## Exercise directions:
Reproduce all the entries precisely.

Records from a collection
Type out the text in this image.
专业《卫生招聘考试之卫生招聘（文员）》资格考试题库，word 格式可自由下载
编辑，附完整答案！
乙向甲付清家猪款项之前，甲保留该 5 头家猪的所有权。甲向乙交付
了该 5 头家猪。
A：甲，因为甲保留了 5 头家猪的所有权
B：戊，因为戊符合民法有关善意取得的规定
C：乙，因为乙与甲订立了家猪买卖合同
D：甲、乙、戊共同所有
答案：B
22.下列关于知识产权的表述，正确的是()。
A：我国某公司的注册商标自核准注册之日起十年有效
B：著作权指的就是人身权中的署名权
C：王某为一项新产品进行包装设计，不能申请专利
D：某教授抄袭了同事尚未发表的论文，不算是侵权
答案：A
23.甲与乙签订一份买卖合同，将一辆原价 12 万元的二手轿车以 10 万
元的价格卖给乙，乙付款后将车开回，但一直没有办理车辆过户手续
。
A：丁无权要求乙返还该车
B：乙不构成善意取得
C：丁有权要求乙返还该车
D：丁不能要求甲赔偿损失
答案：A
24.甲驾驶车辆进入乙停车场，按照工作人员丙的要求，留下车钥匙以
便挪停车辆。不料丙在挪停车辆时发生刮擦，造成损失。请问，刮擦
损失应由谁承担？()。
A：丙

## Response to the task:
Type out the text in this image.
专业《卫生招聘考试之卫生招聘（文员）》资格考试题库，word 格式可自由下载
编辑，附完整答案！
乙向甲付清家猪款项之前，甲保留该 5 头家猪的所有权。甲向乙交付
了该 5 头家猪。
A：甲，因为甲保留了 5 头家猪的所有权
B：戊，因为戊符合民法有关善意取得的规定
C：乙，因为乙与甲订立了家猪买卖合同
D：甲、乙、戊共同所有
答案：B
22.下列关于知识产权的表述，正确的是()。
A：我国某公司的注册商标自核准注册之日起十年有效
B：著作权指的就是人身权中的署名权
C：王某为一项新产品进行包装设计，不能申请专利
D：某教授抄袭了同事尚未发表的论文，不算是侵权
答案：A
23.甲与乙签订一份买卖合同，将一辆原价 12 万元的二手轿车以 10 万
元的价格卖给乙，乙付款后将车开回，但一直没有办理车辆过户手续
。
A：丁无权要求乙返还该车
B：乙不构成善意取得
C：丁有权要求乙返还该车
D：丁不能要求甲赔偿损失
答案：A
24.甲驾驶车辆进入乙停车场，按照工作人员丙的要求，留下车钥匙以
便挪停车辆。不料丙在挪停车辆时发生刮擦，造成损失。请问，刮擦
损失应由谁承担？()。
A：丙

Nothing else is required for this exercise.